**PROBLEM TO WORK ON:**
Type out the records that follow, exactly as given.

>>

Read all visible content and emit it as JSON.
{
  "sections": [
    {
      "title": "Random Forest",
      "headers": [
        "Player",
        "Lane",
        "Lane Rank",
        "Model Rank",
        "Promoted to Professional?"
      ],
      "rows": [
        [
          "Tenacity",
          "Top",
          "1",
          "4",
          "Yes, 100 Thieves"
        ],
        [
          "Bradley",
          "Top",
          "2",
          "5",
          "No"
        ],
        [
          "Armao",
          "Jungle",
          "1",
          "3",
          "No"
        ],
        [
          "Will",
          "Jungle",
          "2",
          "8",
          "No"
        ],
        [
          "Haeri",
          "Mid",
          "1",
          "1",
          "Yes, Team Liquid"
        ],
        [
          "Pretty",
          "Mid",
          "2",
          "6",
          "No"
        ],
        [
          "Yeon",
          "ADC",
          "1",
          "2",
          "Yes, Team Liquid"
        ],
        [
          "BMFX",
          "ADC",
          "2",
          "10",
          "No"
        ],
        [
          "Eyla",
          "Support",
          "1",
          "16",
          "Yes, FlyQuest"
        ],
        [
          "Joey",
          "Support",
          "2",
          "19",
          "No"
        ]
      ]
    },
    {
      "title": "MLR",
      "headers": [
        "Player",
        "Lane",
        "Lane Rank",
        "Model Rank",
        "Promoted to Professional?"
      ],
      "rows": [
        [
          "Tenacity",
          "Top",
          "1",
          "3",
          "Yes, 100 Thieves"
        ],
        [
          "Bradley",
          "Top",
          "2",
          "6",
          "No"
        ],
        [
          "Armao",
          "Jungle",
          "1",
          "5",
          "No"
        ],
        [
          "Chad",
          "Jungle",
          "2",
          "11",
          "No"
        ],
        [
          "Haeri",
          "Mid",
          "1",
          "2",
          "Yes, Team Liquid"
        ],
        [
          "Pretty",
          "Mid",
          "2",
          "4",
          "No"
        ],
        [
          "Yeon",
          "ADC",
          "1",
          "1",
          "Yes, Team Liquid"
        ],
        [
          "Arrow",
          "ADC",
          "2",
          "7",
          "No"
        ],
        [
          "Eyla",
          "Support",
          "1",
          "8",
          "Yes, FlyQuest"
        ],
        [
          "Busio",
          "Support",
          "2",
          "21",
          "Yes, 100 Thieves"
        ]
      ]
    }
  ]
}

<<

**ANSWER IN FULL:**
Read all visible content and emit it as JSON.
{
  "sections": [
    {
      "title": "Random Forest",
      "headers": [
        "Player",
        "Lane",
        "Lane Rank",
        "Model Rank",
        "Promoted to Professional?"
      ],
      "rows": [
        [
          "Tenacity",
          "Top",
          "1",
          "4",
          "Yes, 100 Thieves"
        ],
        [
          "Bradley",
          "Top",
          "2",
          "5",
          "No"
        ],
        [
          "Armao",
          "Jungle",
          "1",
          "3",
          "No"
        ],
        [
          "Will",
          "Jungle",
          "2",
          "8",
          "No"
        ],
        [
          "Haeri",
          "Mid",
          "1",
          "1",
          "Yes, Team Liquid"
        ],
        [
          "Pretty",
          "Mid",
          "2",
          "6",
          "No"
        ],
        [
          "Yeon",
          "ADC",
          "1",
          "2",
          "Yes, Team Liquid"
        ],
        [
          "BMFX",
          "ADC",
          "2",
          "10",
          "No"
        ],
        [
          "Eyla",
          "Support",
          "1",
          "16",
          "Yes, FlyQuest"
        ],
        [
          "Joey",
          "Support",
          "2",
          "19",
          "No"
        ]
      ]
    },
    {
      "title": "MLR",
      "headers": [
        "Player",
        "Lane",
        "Lane Rank",
        "Model Rank",
        "Promoted to Professional?"
      ],
      "rows": [
        [
          "Tenacity",
          "Top",
          "1",
          "3",
          "Yes, 100 Thieves"
        ],
        [
          "Bradley",
          "Top",
          "2",
          "6",
          "No"
        ],
        [
          "Armao",
          "Jungle",
          "1",
          "5",
          "No"
        ],
        [
          "Chad",
          "Jungle",
          "2",
          "11",
          "No"
        ],
        [
          "Haeri",
          "Mid",
          "1",
          "2",
          "Yes, Team Liquid"
        ],
        [
          "Pretty",
          "Mid",
          "2",
          "4",
          "No"
        ],
        [
          "Yeon",
          "ADC",
          "1",
          "1",
          "Yes, Team Liquid"
        ],
        [
          "Arrow",
          "ADC",
          "2",
          "7",
          "No"
        ],
        [
          "Eyla",
          "Support",
          "1",
          "8",
          "Yes, FlyQuest"
        ],
        [
          "Busio",
          "Support",
          "2",
          "21",
          "Yes, 100 Thieves"
        ]
      ]
    }
  ]
}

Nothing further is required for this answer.